■ Required work: Quote the whole listing exactly. Leave the pictures out of your copy.

■ Data to process:
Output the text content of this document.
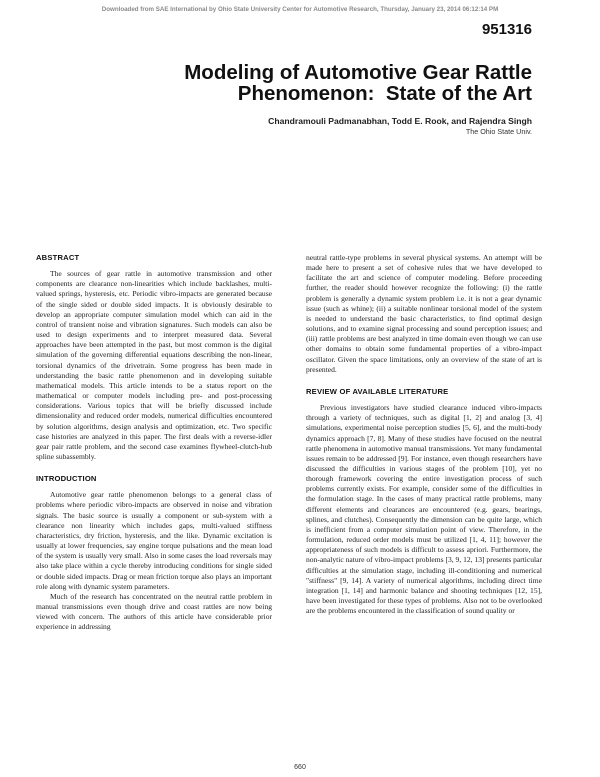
Downloaded from SAE International by Ohio State University Center for Automotive Research, Thursday, January 23, 2014 06:12:14 PM
951316
Modeling of Automotive Gear Rattle
Phenomenon:  State of the Art
Chandramouli Padmanabhan, Todd E. Rook, and Rajendra Singh
The Ohio State Univ.
ABSTRACT

The sources of gear rattle in automotive transmission and other components are clearance non-linearities which include backlashes, multi-valued springs, hysteresis, etc. Periodic vibro-impacts are generated because of the single sided or double sided impacts. It is obviously desirable to develop an appropriate computer simulation model which can aid in the control of transient noise and vibration signatures. Such models can also be used to design experiments and to interpret measured data. Several approaches have been attempted in the past, but most common is the digital simulation of the governing differential equations describing the non-linear, torsional dynamics of the drivetrain. Some progress has been made in understanding the basic rattle phenomenon and in developing suitable mathematical models. This article intends to be a status report on the mathematical or computer models including pre- and post-processing considerations. Various topics that will be briefly discussed include dimensionality and reduced order models, numerical difficulties encountered by solution algorithms, design analysis and optimization, etc. Two specific case histories are analyzed in this paper. The first deals with a reverse-idler gear pair rattle problem, and the second case examines flywheel-clutch-hub spline subassembly.

INTRODUCTION

Automotive gear rattle phenomenon belongs to a general class of problems where periodic vibro-impacts are observed in noise and vibration signals. The basic source is usually a component or sub-system with a clearance non linearity which includes gaps, multi-valued stiffness characteristics, dry friction, hysteresis, and the like. Dynamic excitation is usually at lower frequencies, say engine torque pulsations and the mean load of the system is usually very small. Also in some cases the load reversals may also take place within a cycle thereby introducing conditions for single sided or double sided impacts. Drag or mean friction torque also plays an important role along with dynamic system parameters.

Much of the research has concentrated on the neutral rattle problem in manual transmissions even though drive and coast rattles are now being viewed with concern. The authors of this article have considerable prior experience in addressing

neutral rattle-type problems in several physical systems. An attempt will be made here to present a set of cohesive rules that we have developed to facilitate the art and science of computer modeling. Before proceeding further, the reader should however recognize the following: (i) the rattle problem is generally a dynamic system problem i.e. it is not a gear dynamic issue (such as whine); (ii) a suitable nonlinear torsional model of the system is needed to understand the basic characteristics, to find optimal design solutions, and to examine signal processing and sound perception issues; and (iii) rattle problems are best analyzed in time domain even though we can use other domains to obtain some fundamental properties of a vibro-impact oscillator. Given the space limitations, only an overview of the state of art is presented.

REVIEW OF AVAILABLE LITERATURE

Previous investigators have studied clearance induced vibro-impacts through a variety of techniques, such as digital [1, 2] and analog [3, 4] simulations, experimental noise perception studies [5, 6], and the multi-body dynamics approach [7, 8]. Many of these studies have focused on the neutral rattle phenomena in automotive manual transmissions. Yet many fundamental issues remain to be addressed [9]. For instance, even though researchers have discussed the difficulties in various stages of the problem [10], yet no thorough framework covering the entire investigation process of such problems currently exists. For example, consider some of the difficulties in the formulation stage. In the cases of many practical rattle problems, many different elements and clearances are encountered (e.g. gears, bearings, splines, and clutches). Consequently the dimension can be quite large, which is inefficient from a computer simulation point of view. Therefore, in the formulation, reduced order models must be utilized [1, 4, 11]; however the appropriateness of such models is difficult to assess apriori. Furthermore, the non-analytic nature of vibro-impact problems [3, 9, 12, 13] presents particular difficulties at the simulation stage, including ill-conditioning and numerical "stiffness" [9, 14]. A variety of numerical algorithms, including direct time integration [1, 14] and harmonic balance and shooting techniques [12, 15], have been investigated for these types of problems. Also not to be overlooked are the problems encountered in the classification of sound quality or

660
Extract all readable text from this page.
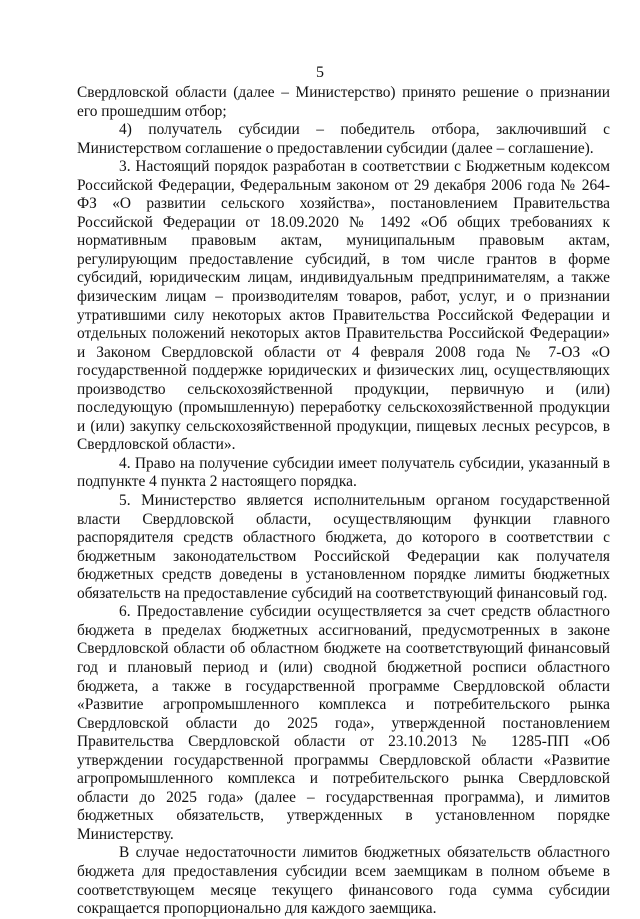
5

Свердловской области (далее – Министерство) принято решение о признании его прошедшим отбор;

4) получатель субсидии – победитель отбора, заключивший с Министерством соглашение о предоставлении субсидии (далее – соглашение).

3. Настоящий порядок разработан в соответствии с Бюджетным кодексом Российской Федерации, Федеральным законом от 29 декабря 2006 года № 264-ФЗ «О развитии сельского хозяйства», постановлением Правительства Российской Федерации от 18.09.2020 № 1492 «Об общих требованиях к нормативным правовым актам, муниципальным правовым актам, регулирующим предоставление субсидий, в том числе грантов в форме субсидий, юридическим лицам, индивидуальным предпринимателям, а также физическим лицам – производителям товаров, работ, услуг, и о признании утратившими силу некоторых актов Правительства Российской Федерации и отдельных положений некоторых актов Правительства Российской Федерации» и Законом Свердловской области от 4 февраля 2008 года № 7-ОЗ «О государственной поддержке юридических и физических лиц, осуществляющих производство сельскохозяйственной продукции, первичную и (или) последующую (промышленную) переработку сельскохозяйственной продукции и (или) закупку сельскохозяйственной продукции, пищевых лесных ресурсов, в Свердловской области».

4. Право на получение субсидии имеет получатель субсидии, указанный в подпункте 4 пункта 2 настоящего порядка.

5. Министерство является исполнительным органом государственной власти Свердловской области, осуществляющим функции главного распорядителя средств областного бюджета, до которого в соответствии с бюджетным законодательством Российской Федерации как получателя бюджетных средств доведены в установленном порядке лимиты бюджетных обязательств на предоставление субсидий на соответствующий финансовый год.

6. Предоставление субсидии осуществляется за счет средств областного бюджета в пределах бюджетных ассигнований, предусмотренных в законе Свердловской области об областном бюджете на соответствующий финансовый год и плановый период и (или) сводной бюджетной росписи областного бюджета, а также в государственной программе Свердловской области «Развитие агропромышленного комплекса и потребительского рынка Свердловской области до 2025 года», утвержденной постановлением Правительства Свердловской области от 23.10.2013 № 1285-ПП «Об утверждении государственной программы Свердловской области «Развитие агропромышленного комплекса и потребительского рынка Свердловской области до 2025 года» (далее – государственная программа), и лимитов бюджетных обязательств, утвержденных в установленном порядке Министерству.

В случае недостаточности лимитов бюджетных обязательств областного бюджета для предоставления субсидии всем заемщикам в полном объеме в соответствующем месяце текущего финансового года сумма субсидии сокращается пропорционально для каждого заемщика.
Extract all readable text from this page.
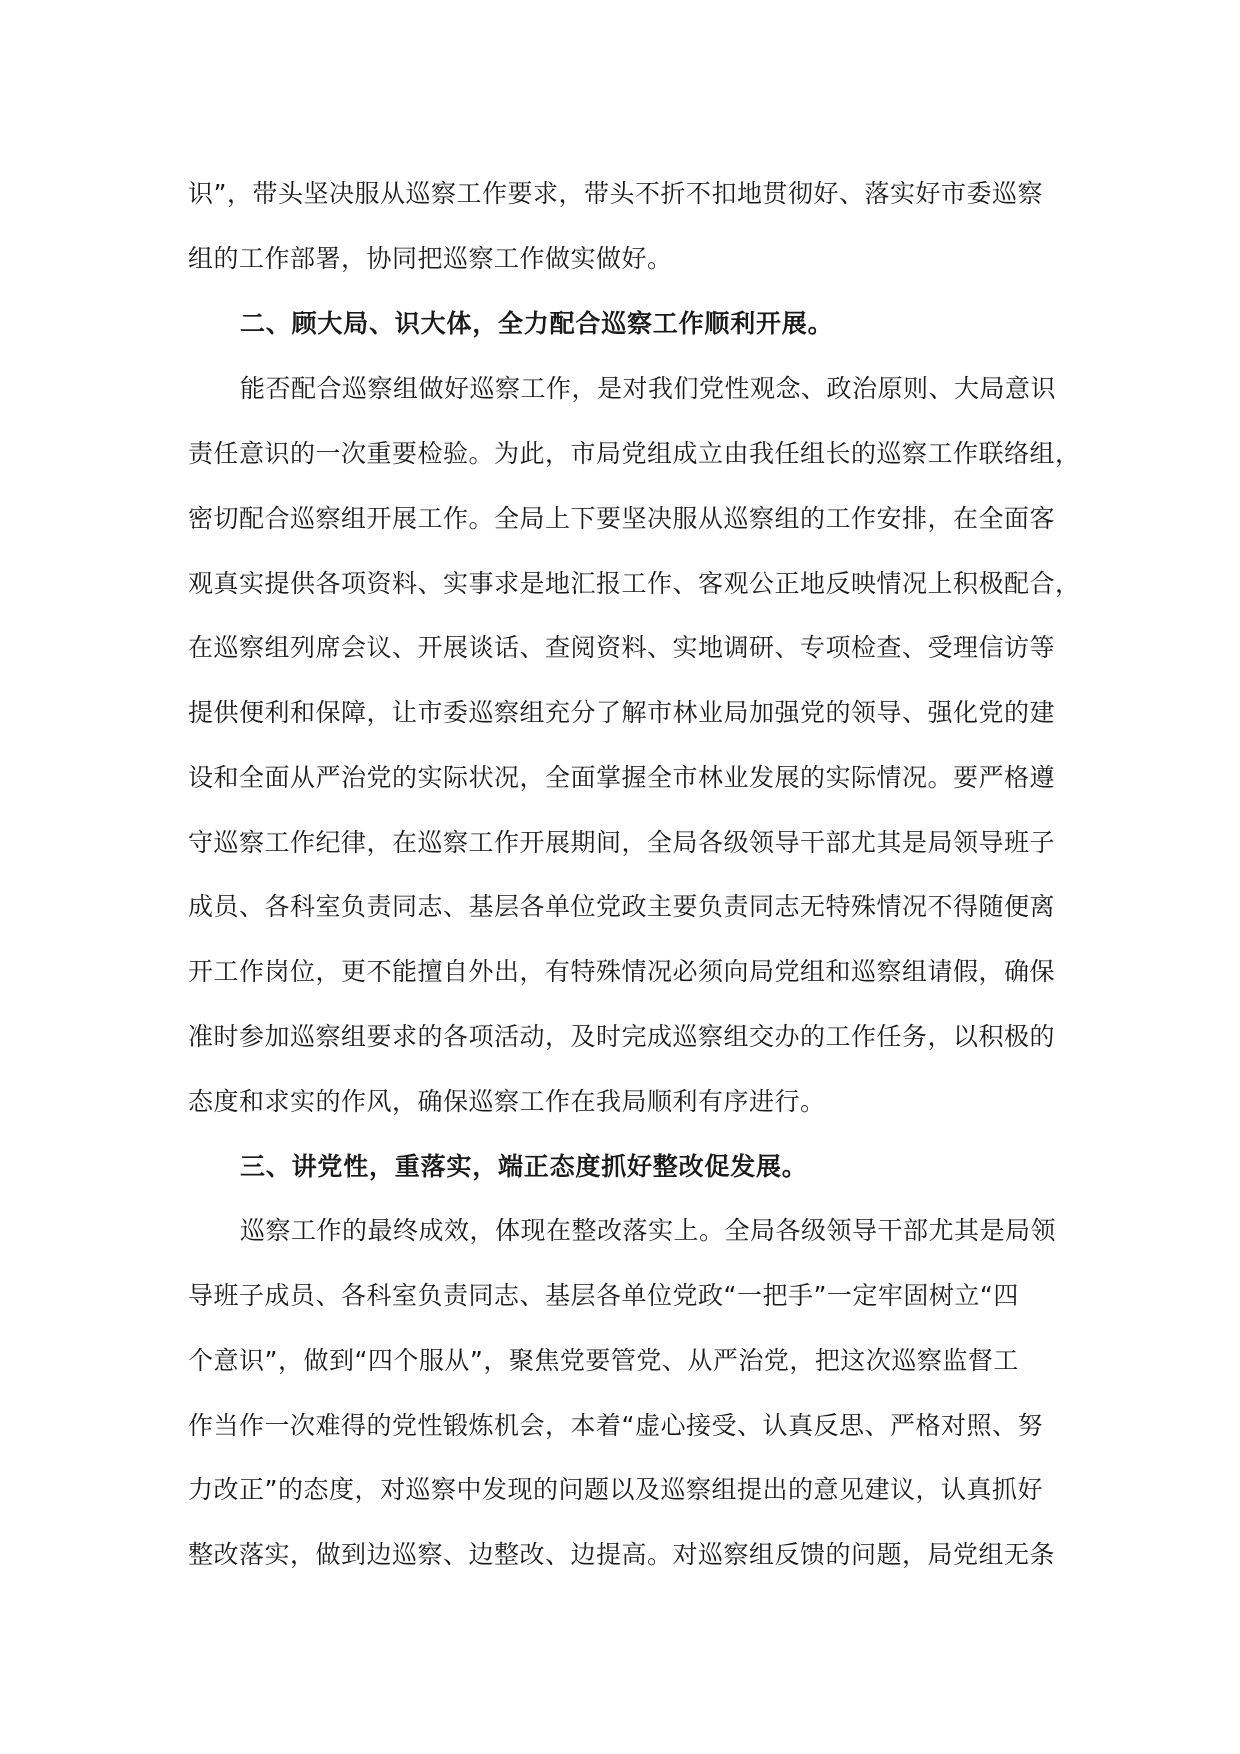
识”，带头坚决服从巡察工作要求，带头不折不扣地贯彻好、落实好市委巡察
组的工作部署，协同把巡察工作做实做好。
二、顾大局、识大体，全力配合巡察工作顺利开展。
能否配合巡察组做好巡察工作，是对我们党性观念、政治原则、大局意识
责任意识的一次重要检验。为此，市局党组成立由我任组长的巡察工作联络组，
密切配合巡察组开展工作。全局上下要坚决服从巡察组的工作安排，在全面客
观真实提供各项资料、实事求是地汇报工作、客观公正地反映情况上积极配合，
在巡察组列席会议、开展谈话、查阅资料、实地调研、专项检查、受理信访等
提供便利和保障，让市委巡察组充分了解市林业局加强党的领导、强化党的建
设和全面从严治党的实际状况，全面掌握全市林业发展的实际情况。要严格遵
守巡察工作纪律，在巡察工作开展期间，全局各级领导干部尤其是局领导班子
成员、各科室负责同志、基层各单位党政主要负责同志无特殊情况不得随便离
开工作岗位，更不能擅自外出，有特殊情况必须向局党组和巡察组请假，确保
准时参加巡察组要求的各项活动，及时完成巡察组交办的工作任务，以积极的
态度和求实的作风，确保巡察工作在我局顺利有序进行。
三、讲党性，重落实，端正态度抓好整改促发展。
巡察工作的最终成效，体现在整改落实上。全局各级领导干部尤其是局领
导班子成员、各科室负责同志、基层各单位党政“一把手”一定牢固树立“四
个意识”，做到“四个服从”，聚焦党要管党、从严治党，把这次巡察监督工
作当作一次难得的党性锻炼机会，本着“虚心接受、认真反思、严格对照、努
力改正”的态度，对巡察中发现的问题以及巡察组提出的意见建议，认真抓好
整改落实，做到边巡察、边整改、边提高。对巡察组反馈的问题，局党组无条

■ Final result:
Output the text content of this document.
Downloaded from SAE International by Ohio State University Center for Automotive Research, Thursday, January 23, 2014 06:12:14 PM
951316
Modeling of Automotive Gear Rattle
Phenomenon:  State of the Art
Chandramouli Padmanabhan, Todd E. Rook, and Rajendra Singh
The Ohio State Univ.
ABSTRACT

The sources of gear rattle in automotive transmission and other components are clearance non-linearities which include backlashes, multi-valued springs, hysteresis, etc. Periodic vibro-impacts are generated because of the single sided or double sided impacts. It is obviously desirable to develop an appropriate computer simulation model which can aid in the control of transient noise and vibration signatures. Such models can also be used to design experiments and to interpret measured data. Several approaches have been attempted in the past, but most common is the digital simulation of the governing differential equations describing the non-linear, torsional dynamics of the drivetrain. Some progress has been made in understanding the basic rattle phenomenon and in developing suitable mathematical models. This article intends to be a status report on the mathematical or computer models including pre- and post-processing considerations. Various topics that will be briefly discussed include dimensionality and reduced order models, numerical difficulties encountered by solution algorithms, design analysis and optimization, etc. Two specific case histories are analyzed in this paper. The first deals with a reverse-idler gear pair rattle problem, and the second case examines flywheel-clutch-hub spline subassembly.

INTRODUCTION

Automotive gear rattle phenomenon belongs to a general class of problems where periodic vibro-impacts are observed in noise and vibration signals. The basic source is usually a component or sub-system with a clearance non linearity which includes gaps, multi-valued stiffness characteristics, dry friction, hysteresis, and the like. Dynamic excitation is usually at lower frequencies, say engine torque pulsations and the mean load of the system is usually very small. Also in some cases the load reversals may also take place within a cycle thereby introducing conditions for single sided or double sided impacts. Drag or mean friction torque also plays an important role along with dynamic system parameters.

Much of the research has concentrated on the neutral rattle problem in manual transmissions even though drive and coast rattles are now being viewed with concern. The authors of this article have considerable prior experience in addressing

neutral rattle-type problems in several physical systems. An attempt will be made here to present a set of cohesive rules that we have developed to facilitate the art and science of computer modeling. Before proceeding further, the reader should however recognize the following: (i) the rattle problem is generally a dynamic system problem i.e. it is not a gear dynamic issue (such as whine); (ii) a suitable nonlinear torsional model of the system is needed to understand the basic characteristics, to find optimal design solutions, and to examine signal processing and sound perception issues; and (iii) rattle problems are best analyzed in time domain even though we can use other domains to obtain some fundamental properties of a vibro-impact oscillator. Given the space limitations, only an overview of the state of art is presented.

REVIEW OF AVAILABLE LITERATURE

Previous investigators have studied clearance induced vibro-impacts through a variety of techniques, such as digital [1, 2] and analog [3, 4] simulations, experimental noise perception studies [5, 6], and the multi-body dynamics approach [7, 8]. Many of these studies have focused on the neutral rattle phenomena in automotive manual transmissions. Yet many fundamental issues remain to be addressed [9]. For instance, even though researchers have discussed the difficulties in various stages of the problem [10], yet no thorough framework covering the entire investigation process of such problems currently exists. For example, consider some of the difficulties in the formulation stage. In the cases of many practical rattle problems, many different elements and clearances are encountered (e.g. gears, bearings, splines, and clutches). Consequently the dimension can be quite large, which is inefficient from a computer simulation point of view. Therefore, in the formulation, reduced order models must be utilized [1, 4, 11]; however the appropriateness of such models is difficult to assess apriori. Furthermore, the non-analytic nature of vibro-impact problems [3, 9, 12, 13] presents particular difficulties at the simulation stage, including ill-conditioning and numerical "stiffness" [9, 14]. A variety of numerical algorithms, including direct time integration [1, 14] and harmonic balance and shooting techniques [12, 15], have been investigated for these types of problems. Also not to be overlooked are the problems encountered in the classification of sound quality or

660
Extract all readable text from this page.
5

Свердловской области (далее – Министерство) принято решение о признании его прошедшим отбор;

4) получатель субсидии – победитель отбора, заключивший с Министерством соглашение о предоставлении субсидии (далее – соглашение).

3. Настоящий порядок разработан в соответствии с Бюджетным кодексом Российской Федерации, Федеральным законом от 29 декабря 2006 года № 264-ФЗ «О развитии сельского хозяйства», постановлением Правительства Российской Федерации от 18.09.2020 № 1492 «Об общих требованиях к нормативным правовым актам, муниципальным правовым актам, регулирующим предоставление субсидий, в том числе грантов в форме субсидий, юридическим лицам, индивидуальным предпринимателям, а также физическим лицам – производителям товаров, работ, услуг, и о признании утратившими силу некоторых актов Правительства Российской Федерации и отдельных положений некоторых актов Правительства Российской Федерации» и Законом Свердловской области от 4 февраля 2008 года № 7-ОЗ «О государственной поддержке юридических и физических лиц, осуществляющих производство сельскохозяйственной продукции, первичную и (или) последующую (промышленную) переработку сельскохозяйственной продукции и (или) закупку сельскохозяйственной продукции, пищевых лесных ресурсов, в Свердловской области».

4. Право на получение субсидии имеет получатель субсидии, указанный в подпункте 4 пункта 2 настоящего порядка.

5. Министерство является исполнительным органом государственной власти Свердловской области, осуществляющим функции главного распорядителя средств областного бюджета, до которого в соответствии с бюджетным законодательством Российской Федерации как получателя бюджетных средств доведены в установленном порядке лимиты бюджетных обязательств на предоставление субсидий на соответствующий финансовый год.

6. Предоставление субсидии осуществляется за счет средств областного бюджета в пределах бюджетных ассигнований, предусмотренных в законе Свердловской области об областном бюджете на соответствующий финансовый год и плановый период и (или) сводной бюджетной росписи областного бюджета, а также в государственной программе Свердловской области «Развитие агропромышленного комплекса и потребительского рынка Свердловской области до 2025 года», утвержденной постановлением Правительства Свердловской области от 23.10.2013 № 1285-ПП «Об утверждении государственной программы Свердловской области «Развитие агропромышленного комплекса и потребительского рынка Свердловской области до 2025 года» (далее – государственная программа), и лимитов бюджетных обязательств, утвержденных в установленном порядке Министерству.

В случае недостаточности лимитов бюджетных обязательств областного бюджета для предоставления субсидии всем заемщикам в полном объеме в соответствующем месяце текущего финансового года сумма субсидии сокращается пропорционально для каждого заемщика.
Extract all readable text from this page.
识”，带头坚决服从巡察工作要求，带头不折不扣地贯彻好、落实好市委巡察
组的工作部署，协同把巡察工作做实做好。
二、顾大局、识大体，全力配合巡察工作顺利开展。
能否配合巡察组做好巡察工作，是对我们党性观念、政治原则、大局意识
责任意识的一次重要检验。为此，市局党组成立由我任组长的巡察工作联络组，
密切配合巡察组开展工作。全局上下要坚决服从巡察组的工作安排，在全面客
观真实提供各项资料、实事求是地汇报工作、客观公正地反映情况上积极配合，
在巡察组列席会议、开展谈话、查阅资料、实地调研、专项检查、受理信访等
提供便利和保障，让市委巡察组充分了解市林业局加强党的领导、强化党的建
设和全面从严治党的实际状况，全面掌握全市林业发展的实际情况。要严格遵
守巡察工作纪律，在巡察工作开展期间，全局各级领导干部尤其是局领导班子
成员、各科室负责同志、基层各单位党政主要负责同志无特殊情况不得随便离
开工作岗位，更不能擅自外出，有特殊情况必须向局党组和巡察组请假，确保
准时参加巡察组要求的各项活动，及时完成巡察组交办的工作任务，以积极的
态度和求实的作风，确保巡察工作在我局顺利有序进行。
三、讲党性，重落实，端正态度抓好整改促发展。
巡察工作的最终成效，体现在整改落实上。全局各级领导干部尤其是局领
导班子成员、各科室负责同志、基层各单位党政“一把手”一定牢固树立“四
个意识”，做到“四个服从”，聚焦党要管党、从严治党，把这次巡察监督工
作当作一次难得的党性锻炼机会，本着“虚心接受、认真反思、严格对照、努
力改正”的态度，对巡察中发现的问题以及巡察组提出的意见建议，认真抓好
整改落实，做到边巡察、边整改、边提高。对巡察组反馈的问题，局党组无条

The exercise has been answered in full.